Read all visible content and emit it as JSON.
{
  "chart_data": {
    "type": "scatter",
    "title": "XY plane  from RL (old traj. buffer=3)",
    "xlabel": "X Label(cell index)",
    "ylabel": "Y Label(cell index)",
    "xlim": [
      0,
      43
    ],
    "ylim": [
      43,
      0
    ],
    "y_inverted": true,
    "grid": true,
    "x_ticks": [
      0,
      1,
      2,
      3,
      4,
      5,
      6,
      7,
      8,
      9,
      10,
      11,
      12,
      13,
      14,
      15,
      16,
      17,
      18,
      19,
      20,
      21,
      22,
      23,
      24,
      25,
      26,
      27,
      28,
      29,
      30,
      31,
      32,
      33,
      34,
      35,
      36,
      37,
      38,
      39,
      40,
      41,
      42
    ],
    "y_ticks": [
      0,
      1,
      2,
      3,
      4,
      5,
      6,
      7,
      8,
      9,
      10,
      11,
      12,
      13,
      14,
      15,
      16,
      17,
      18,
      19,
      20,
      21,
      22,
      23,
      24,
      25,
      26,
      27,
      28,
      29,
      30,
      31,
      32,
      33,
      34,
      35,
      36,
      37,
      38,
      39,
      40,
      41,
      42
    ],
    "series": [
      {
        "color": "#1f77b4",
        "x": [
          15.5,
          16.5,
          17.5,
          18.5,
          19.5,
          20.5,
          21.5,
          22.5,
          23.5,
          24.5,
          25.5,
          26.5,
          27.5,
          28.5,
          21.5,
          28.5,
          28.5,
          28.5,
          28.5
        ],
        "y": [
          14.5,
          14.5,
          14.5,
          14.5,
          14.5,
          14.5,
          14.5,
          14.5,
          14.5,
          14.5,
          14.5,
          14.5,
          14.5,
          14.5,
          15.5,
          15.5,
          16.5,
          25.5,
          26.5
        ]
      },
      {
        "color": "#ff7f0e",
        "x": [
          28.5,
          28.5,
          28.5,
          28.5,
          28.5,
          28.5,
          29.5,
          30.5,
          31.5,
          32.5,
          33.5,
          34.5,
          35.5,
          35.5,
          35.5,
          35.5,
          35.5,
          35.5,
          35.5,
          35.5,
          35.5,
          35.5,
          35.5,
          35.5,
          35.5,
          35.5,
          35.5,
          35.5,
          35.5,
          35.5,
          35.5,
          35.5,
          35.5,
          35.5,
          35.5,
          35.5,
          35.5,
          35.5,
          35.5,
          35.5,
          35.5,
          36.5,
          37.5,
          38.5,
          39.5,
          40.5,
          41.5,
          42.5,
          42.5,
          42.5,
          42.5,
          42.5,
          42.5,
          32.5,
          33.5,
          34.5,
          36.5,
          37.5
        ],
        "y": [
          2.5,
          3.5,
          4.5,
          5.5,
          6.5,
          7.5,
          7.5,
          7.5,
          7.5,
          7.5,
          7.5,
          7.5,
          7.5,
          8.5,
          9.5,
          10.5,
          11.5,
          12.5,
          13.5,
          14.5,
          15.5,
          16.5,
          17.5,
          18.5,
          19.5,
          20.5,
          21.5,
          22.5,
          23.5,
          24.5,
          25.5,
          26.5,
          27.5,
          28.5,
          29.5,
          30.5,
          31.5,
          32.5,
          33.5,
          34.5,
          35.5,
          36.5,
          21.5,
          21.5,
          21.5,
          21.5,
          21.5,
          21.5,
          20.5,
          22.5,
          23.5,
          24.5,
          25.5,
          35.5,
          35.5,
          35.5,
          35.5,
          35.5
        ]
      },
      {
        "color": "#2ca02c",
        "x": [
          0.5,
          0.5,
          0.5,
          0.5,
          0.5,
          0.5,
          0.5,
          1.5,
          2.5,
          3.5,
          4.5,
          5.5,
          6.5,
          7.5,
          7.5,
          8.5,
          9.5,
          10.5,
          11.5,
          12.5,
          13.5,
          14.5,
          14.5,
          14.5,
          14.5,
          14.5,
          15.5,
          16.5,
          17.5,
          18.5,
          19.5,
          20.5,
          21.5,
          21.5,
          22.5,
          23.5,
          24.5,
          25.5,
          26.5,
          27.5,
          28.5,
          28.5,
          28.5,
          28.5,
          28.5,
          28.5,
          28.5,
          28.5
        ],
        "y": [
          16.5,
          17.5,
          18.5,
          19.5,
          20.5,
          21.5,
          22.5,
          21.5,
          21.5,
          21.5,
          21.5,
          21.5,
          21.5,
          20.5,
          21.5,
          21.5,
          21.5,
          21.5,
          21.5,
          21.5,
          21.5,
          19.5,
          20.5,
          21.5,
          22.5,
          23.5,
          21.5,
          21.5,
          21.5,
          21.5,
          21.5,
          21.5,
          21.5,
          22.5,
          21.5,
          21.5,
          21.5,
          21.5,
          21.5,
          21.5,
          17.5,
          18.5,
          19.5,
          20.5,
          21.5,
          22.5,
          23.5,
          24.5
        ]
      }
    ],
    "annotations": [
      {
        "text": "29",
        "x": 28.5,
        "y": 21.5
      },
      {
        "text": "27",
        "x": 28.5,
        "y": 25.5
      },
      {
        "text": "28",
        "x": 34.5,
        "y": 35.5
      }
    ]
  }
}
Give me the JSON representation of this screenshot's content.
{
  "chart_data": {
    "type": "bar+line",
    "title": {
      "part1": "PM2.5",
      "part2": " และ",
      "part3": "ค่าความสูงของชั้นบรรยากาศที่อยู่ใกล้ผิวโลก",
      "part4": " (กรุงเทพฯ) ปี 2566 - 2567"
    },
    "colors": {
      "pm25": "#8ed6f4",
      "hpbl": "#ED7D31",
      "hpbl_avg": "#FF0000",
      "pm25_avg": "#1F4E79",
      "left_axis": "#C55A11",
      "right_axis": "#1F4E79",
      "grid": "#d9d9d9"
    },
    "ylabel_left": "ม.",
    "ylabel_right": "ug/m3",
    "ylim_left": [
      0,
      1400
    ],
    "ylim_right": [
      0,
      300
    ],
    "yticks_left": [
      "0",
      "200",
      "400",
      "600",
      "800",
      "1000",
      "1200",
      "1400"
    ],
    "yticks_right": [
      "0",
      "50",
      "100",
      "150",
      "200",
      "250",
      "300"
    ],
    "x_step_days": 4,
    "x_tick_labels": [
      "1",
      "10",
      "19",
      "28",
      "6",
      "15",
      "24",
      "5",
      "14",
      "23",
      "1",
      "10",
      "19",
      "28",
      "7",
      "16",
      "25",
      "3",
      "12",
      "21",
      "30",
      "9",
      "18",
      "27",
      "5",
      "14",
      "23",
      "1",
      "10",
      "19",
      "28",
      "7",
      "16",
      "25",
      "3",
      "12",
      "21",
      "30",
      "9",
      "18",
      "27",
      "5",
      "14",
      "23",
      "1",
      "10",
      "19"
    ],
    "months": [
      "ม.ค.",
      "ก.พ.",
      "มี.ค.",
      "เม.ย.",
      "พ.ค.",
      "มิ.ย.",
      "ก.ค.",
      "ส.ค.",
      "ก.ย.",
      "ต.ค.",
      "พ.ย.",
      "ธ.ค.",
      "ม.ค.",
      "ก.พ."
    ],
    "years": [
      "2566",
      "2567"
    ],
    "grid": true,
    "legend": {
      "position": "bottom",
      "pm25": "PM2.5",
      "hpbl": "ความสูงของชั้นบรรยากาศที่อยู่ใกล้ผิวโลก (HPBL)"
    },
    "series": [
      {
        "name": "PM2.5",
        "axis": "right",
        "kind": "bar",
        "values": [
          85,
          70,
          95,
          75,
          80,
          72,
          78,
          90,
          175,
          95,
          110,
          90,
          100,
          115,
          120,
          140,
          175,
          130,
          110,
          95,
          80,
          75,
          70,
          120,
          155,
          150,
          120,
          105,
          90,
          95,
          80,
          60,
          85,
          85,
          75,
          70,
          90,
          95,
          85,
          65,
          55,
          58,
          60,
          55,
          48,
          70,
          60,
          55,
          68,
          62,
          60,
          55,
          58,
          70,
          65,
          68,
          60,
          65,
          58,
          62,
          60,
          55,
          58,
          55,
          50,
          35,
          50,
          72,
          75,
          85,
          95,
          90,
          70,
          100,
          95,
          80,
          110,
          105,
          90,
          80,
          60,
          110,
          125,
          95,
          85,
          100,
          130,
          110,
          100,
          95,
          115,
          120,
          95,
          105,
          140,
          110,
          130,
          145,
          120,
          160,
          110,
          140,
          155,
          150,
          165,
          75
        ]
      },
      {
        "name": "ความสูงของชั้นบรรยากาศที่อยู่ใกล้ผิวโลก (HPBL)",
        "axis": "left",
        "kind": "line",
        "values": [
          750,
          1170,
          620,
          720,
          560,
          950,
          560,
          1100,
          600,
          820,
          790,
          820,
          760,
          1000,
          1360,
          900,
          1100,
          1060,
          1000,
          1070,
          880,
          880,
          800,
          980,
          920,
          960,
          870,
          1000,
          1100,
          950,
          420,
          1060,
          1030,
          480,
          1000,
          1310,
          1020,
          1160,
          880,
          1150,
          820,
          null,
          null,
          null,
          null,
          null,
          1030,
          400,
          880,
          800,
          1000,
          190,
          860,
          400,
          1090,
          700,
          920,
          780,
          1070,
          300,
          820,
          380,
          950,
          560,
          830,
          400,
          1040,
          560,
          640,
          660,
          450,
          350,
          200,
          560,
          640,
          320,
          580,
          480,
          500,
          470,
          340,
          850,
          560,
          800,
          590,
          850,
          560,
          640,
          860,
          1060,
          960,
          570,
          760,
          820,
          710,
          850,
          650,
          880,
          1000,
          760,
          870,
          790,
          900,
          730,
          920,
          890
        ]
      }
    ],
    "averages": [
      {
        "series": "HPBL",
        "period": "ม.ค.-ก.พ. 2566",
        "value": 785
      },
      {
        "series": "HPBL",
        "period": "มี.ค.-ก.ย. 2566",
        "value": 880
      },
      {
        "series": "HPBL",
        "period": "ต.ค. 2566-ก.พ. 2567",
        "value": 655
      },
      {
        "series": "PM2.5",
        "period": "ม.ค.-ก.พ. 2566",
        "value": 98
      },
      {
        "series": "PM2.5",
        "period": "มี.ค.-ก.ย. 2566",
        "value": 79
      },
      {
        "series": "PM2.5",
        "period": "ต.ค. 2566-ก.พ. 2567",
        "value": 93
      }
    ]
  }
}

****

Count how many lines above include the word "name" and answer with that figure only.

2